• _Problem to solve_
Go through the listing beneath this task and return every line that carries the string "Hebel".

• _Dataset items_
○ ○ ○ ○ ○

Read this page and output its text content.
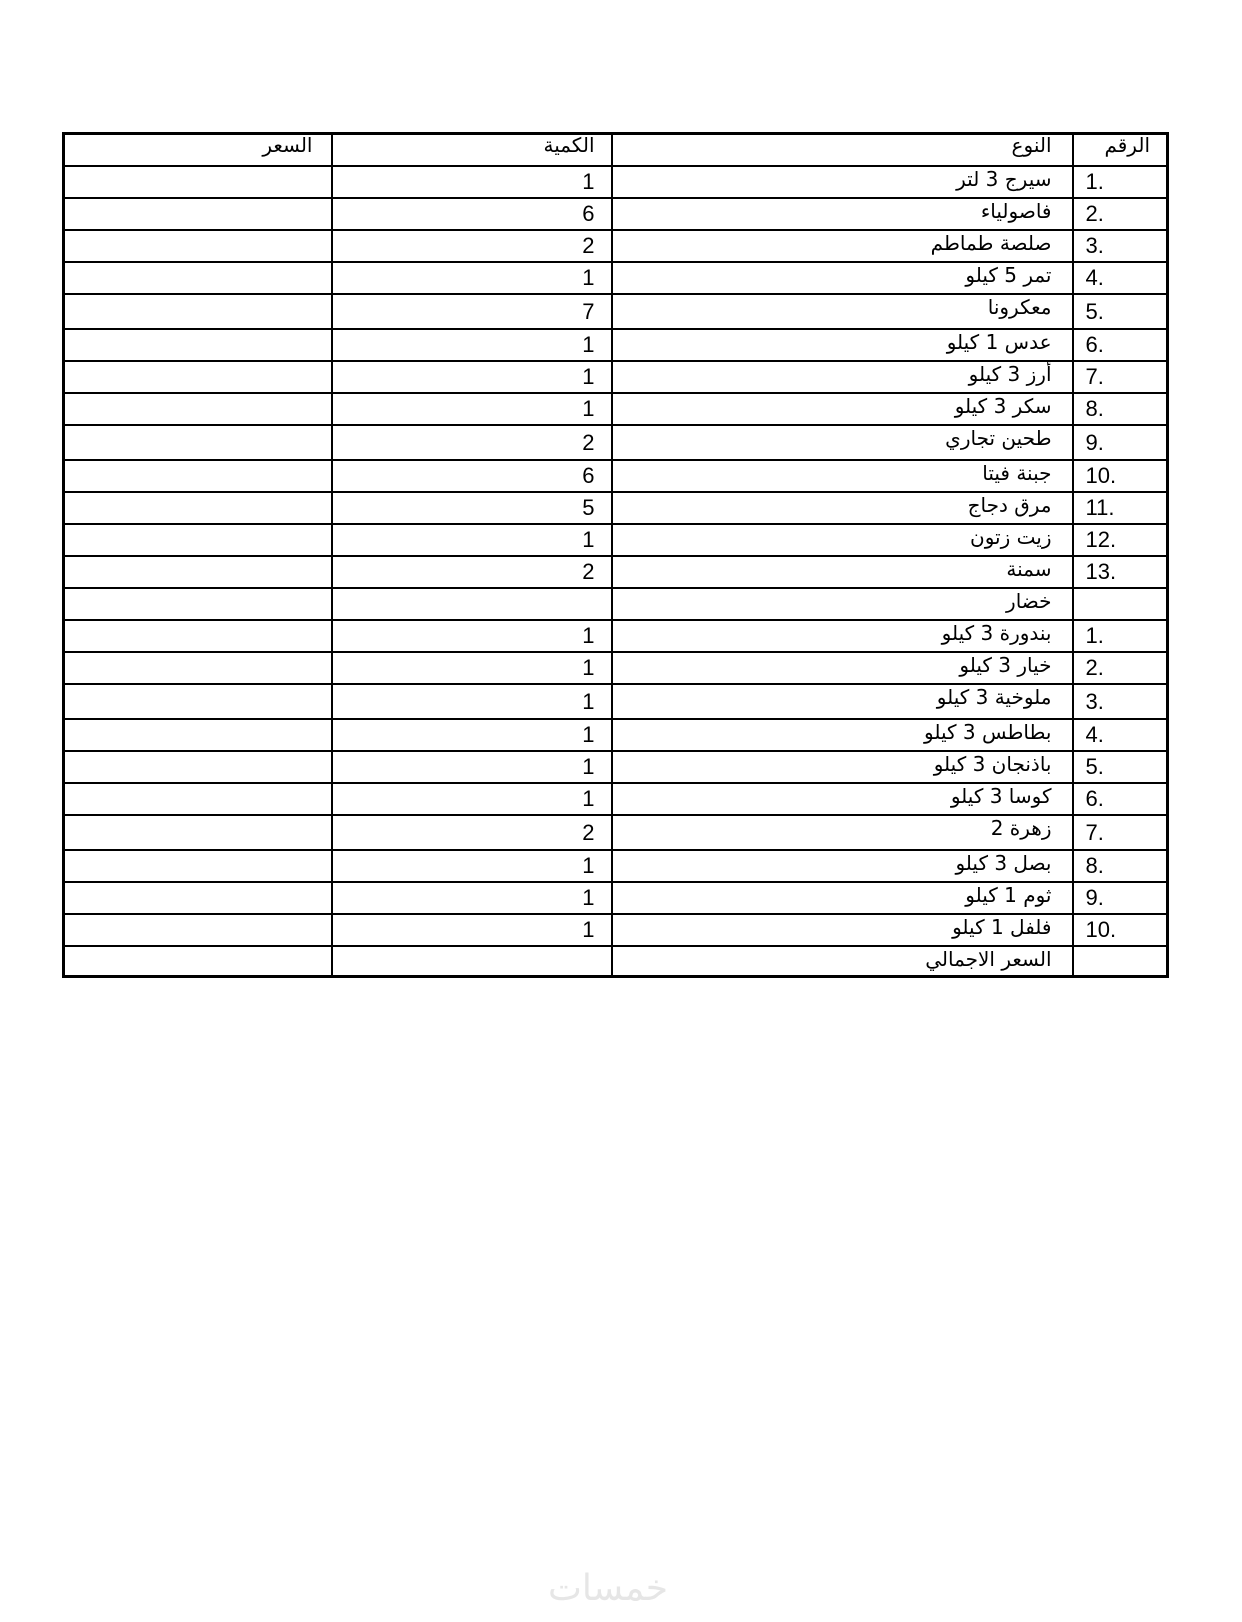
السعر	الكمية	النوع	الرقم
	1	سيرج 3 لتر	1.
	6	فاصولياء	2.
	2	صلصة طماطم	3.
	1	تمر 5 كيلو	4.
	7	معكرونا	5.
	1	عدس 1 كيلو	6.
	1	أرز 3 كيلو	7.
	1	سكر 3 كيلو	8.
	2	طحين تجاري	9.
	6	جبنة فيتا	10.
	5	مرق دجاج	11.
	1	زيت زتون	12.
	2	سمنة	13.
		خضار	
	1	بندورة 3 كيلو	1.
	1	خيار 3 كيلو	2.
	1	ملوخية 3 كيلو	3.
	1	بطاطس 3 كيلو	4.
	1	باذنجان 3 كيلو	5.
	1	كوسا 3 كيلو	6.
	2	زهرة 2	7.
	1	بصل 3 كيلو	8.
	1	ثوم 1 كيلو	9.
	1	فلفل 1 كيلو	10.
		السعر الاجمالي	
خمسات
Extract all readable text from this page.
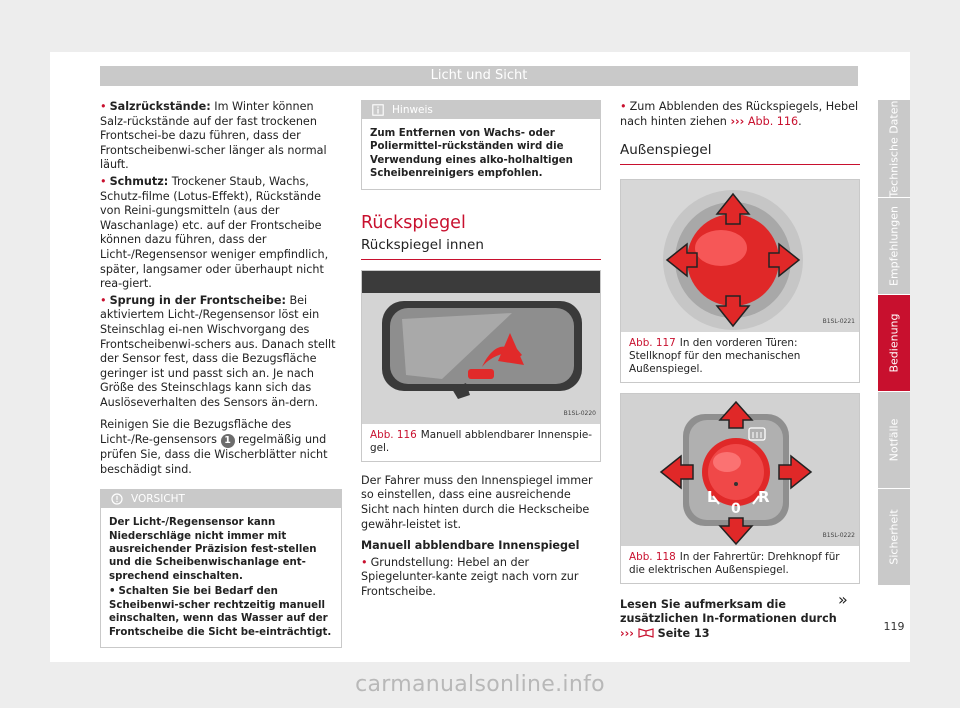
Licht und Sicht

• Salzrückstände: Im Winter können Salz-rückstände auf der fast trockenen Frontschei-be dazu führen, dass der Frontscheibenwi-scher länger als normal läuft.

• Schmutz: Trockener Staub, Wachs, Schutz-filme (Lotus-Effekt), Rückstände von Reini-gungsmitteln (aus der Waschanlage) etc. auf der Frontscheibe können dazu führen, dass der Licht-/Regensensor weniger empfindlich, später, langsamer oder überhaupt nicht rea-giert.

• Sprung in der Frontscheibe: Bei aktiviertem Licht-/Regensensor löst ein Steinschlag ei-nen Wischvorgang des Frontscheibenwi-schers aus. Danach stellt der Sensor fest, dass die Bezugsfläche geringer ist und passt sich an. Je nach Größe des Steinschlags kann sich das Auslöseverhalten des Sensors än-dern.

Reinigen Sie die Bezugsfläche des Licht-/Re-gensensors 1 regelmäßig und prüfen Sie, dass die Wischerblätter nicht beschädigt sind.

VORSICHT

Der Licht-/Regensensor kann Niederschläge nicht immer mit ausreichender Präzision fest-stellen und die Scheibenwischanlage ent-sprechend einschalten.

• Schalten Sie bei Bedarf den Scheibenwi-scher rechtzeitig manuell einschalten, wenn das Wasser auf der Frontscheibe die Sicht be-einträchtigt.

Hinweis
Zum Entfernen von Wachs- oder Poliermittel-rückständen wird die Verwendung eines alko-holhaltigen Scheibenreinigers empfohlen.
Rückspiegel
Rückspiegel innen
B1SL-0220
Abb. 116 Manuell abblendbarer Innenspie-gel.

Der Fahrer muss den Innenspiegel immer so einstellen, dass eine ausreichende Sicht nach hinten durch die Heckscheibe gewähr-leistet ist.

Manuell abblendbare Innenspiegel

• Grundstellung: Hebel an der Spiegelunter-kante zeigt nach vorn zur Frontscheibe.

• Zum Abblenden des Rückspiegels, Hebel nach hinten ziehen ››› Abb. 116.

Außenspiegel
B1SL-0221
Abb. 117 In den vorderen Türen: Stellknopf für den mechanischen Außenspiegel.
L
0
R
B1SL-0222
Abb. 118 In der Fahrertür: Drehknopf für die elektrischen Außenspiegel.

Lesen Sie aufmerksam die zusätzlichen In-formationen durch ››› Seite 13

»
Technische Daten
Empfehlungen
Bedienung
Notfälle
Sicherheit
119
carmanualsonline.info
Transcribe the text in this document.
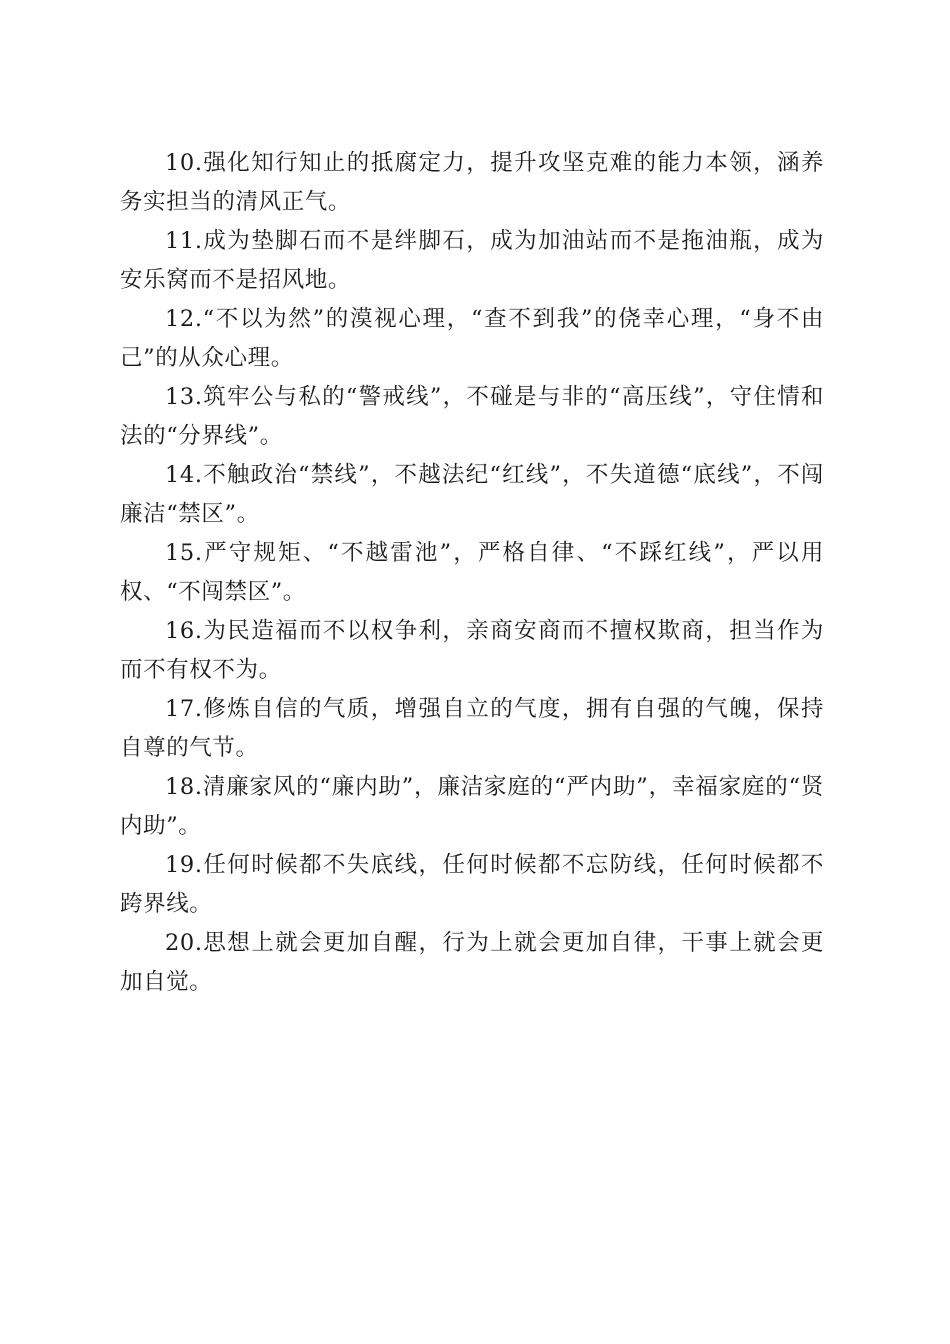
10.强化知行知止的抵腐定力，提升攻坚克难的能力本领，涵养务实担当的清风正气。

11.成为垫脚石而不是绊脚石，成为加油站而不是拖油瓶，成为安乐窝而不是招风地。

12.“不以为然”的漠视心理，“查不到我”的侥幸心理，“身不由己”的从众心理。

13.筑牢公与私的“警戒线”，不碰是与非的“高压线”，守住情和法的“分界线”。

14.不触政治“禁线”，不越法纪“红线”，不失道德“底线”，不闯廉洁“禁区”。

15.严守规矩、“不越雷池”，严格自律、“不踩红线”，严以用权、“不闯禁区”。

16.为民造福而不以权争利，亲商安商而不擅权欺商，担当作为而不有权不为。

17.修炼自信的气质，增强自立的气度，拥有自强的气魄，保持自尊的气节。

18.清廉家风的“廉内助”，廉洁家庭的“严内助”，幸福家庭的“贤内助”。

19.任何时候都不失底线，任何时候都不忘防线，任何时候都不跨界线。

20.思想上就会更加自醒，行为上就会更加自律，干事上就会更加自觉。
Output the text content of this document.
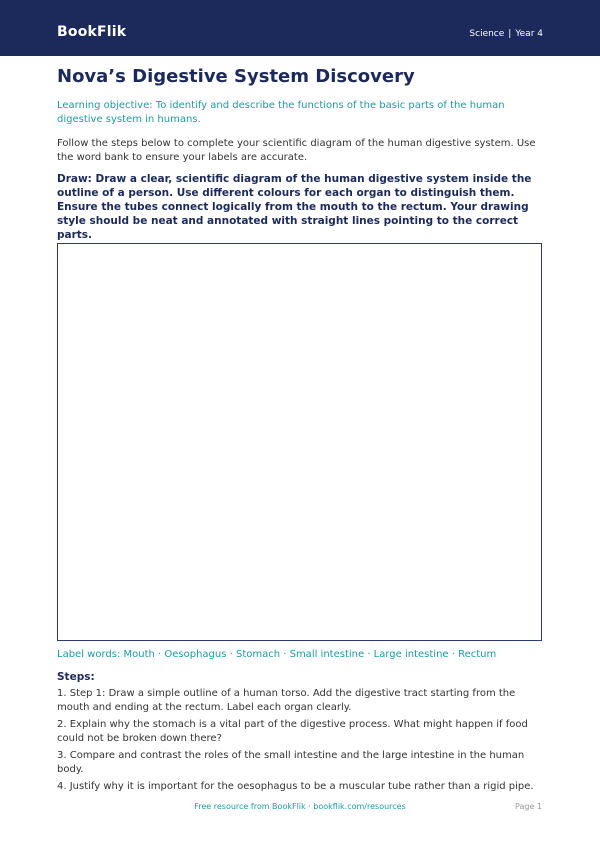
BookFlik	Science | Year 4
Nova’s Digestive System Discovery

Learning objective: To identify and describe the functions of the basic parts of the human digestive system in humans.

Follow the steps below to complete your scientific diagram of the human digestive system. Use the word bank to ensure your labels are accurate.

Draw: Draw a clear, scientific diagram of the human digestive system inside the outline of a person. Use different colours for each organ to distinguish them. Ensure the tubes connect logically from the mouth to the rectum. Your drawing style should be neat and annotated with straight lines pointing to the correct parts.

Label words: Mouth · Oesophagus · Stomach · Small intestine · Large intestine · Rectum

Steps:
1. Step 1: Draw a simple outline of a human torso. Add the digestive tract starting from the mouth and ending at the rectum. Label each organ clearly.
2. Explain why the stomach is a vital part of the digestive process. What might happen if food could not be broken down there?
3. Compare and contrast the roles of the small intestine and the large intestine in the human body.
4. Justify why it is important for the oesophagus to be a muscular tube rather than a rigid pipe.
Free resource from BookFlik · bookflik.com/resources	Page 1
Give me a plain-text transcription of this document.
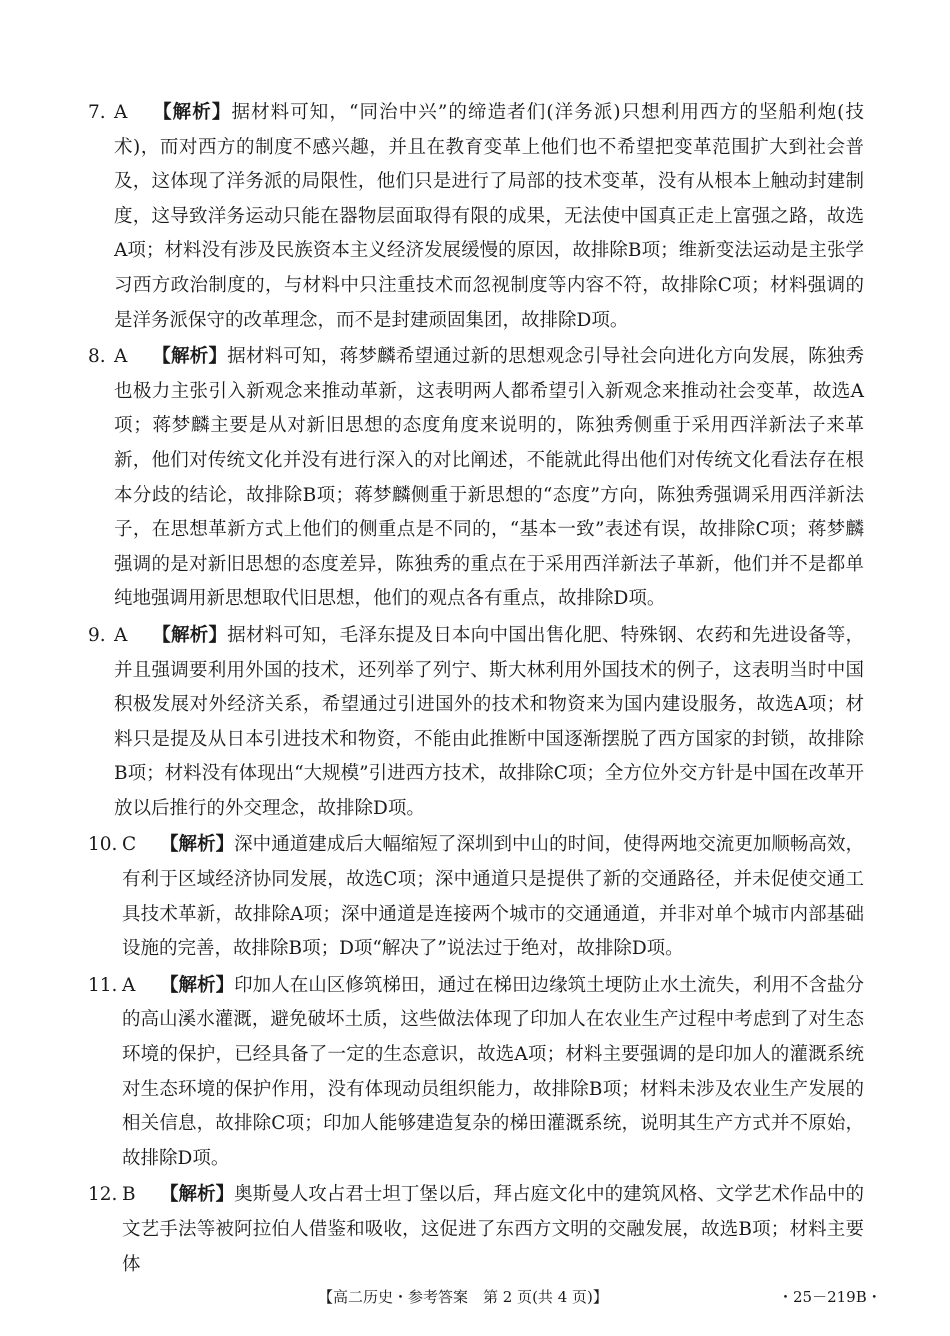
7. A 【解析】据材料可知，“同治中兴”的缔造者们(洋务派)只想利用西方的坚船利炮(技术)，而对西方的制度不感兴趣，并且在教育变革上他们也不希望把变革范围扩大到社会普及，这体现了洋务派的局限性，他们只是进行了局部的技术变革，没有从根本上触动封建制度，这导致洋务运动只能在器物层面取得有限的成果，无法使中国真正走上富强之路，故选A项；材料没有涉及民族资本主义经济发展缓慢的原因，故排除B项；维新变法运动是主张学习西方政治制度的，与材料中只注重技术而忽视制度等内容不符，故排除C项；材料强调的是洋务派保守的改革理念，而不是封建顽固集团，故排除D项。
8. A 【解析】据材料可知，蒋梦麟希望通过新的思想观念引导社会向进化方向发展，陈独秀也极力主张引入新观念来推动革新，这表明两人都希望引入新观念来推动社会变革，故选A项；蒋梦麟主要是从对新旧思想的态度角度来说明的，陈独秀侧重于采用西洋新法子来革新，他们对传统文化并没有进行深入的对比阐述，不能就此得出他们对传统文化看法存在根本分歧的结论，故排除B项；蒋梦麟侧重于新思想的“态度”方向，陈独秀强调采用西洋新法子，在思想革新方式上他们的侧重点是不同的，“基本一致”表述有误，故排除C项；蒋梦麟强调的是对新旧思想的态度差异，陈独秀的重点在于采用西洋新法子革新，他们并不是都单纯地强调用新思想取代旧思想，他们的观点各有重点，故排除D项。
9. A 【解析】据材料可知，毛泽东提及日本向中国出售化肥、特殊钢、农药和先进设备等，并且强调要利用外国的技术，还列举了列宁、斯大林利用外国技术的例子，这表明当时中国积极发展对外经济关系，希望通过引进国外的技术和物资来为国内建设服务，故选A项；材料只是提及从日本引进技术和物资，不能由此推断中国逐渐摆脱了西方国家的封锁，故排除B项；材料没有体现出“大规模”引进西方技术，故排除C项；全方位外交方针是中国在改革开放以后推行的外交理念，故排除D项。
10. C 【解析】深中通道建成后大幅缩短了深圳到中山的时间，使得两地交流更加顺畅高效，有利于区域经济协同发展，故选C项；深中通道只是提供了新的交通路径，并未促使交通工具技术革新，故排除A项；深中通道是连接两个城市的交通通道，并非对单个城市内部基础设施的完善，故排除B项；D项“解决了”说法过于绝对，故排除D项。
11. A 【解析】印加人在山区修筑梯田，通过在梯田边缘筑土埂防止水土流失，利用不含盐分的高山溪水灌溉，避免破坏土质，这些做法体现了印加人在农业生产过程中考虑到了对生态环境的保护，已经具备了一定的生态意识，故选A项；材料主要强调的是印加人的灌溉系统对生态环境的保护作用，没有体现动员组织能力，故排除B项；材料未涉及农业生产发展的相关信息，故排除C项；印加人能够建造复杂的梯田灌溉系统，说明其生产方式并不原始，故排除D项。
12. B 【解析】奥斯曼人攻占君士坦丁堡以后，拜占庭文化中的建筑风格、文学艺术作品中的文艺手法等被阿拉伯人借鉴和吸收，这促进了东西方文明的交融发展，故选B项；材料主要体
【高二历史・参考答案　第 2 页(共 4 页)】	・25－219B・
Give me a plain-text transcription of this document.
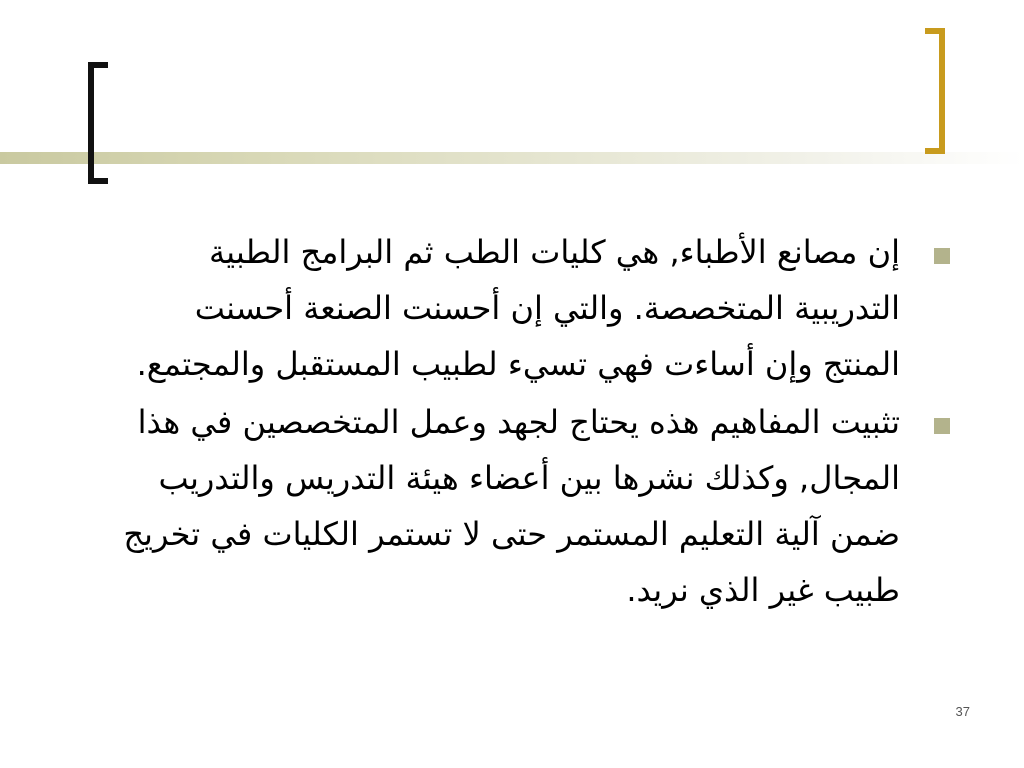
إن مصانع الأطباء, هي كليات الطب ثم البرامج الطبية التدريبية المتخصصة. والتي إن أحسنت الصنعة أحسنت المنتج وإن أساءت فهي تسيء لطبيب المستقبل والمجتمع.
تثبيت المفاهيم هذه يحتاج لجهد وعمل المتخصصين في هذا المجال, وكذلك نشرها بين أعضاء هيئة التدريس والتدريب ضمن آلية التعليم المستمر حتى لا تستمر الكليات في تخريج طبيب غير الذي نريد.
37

○ ○ ○ ○ ○

• _Result of this task_
• Grundstellung: Hebel an der Spiegelunter-kante zeigt nach vorn zur Frontscheibe.
• Zum Abblenden des Rückspiegels, Hebel nach hinten ziehen ››› Abb. 116.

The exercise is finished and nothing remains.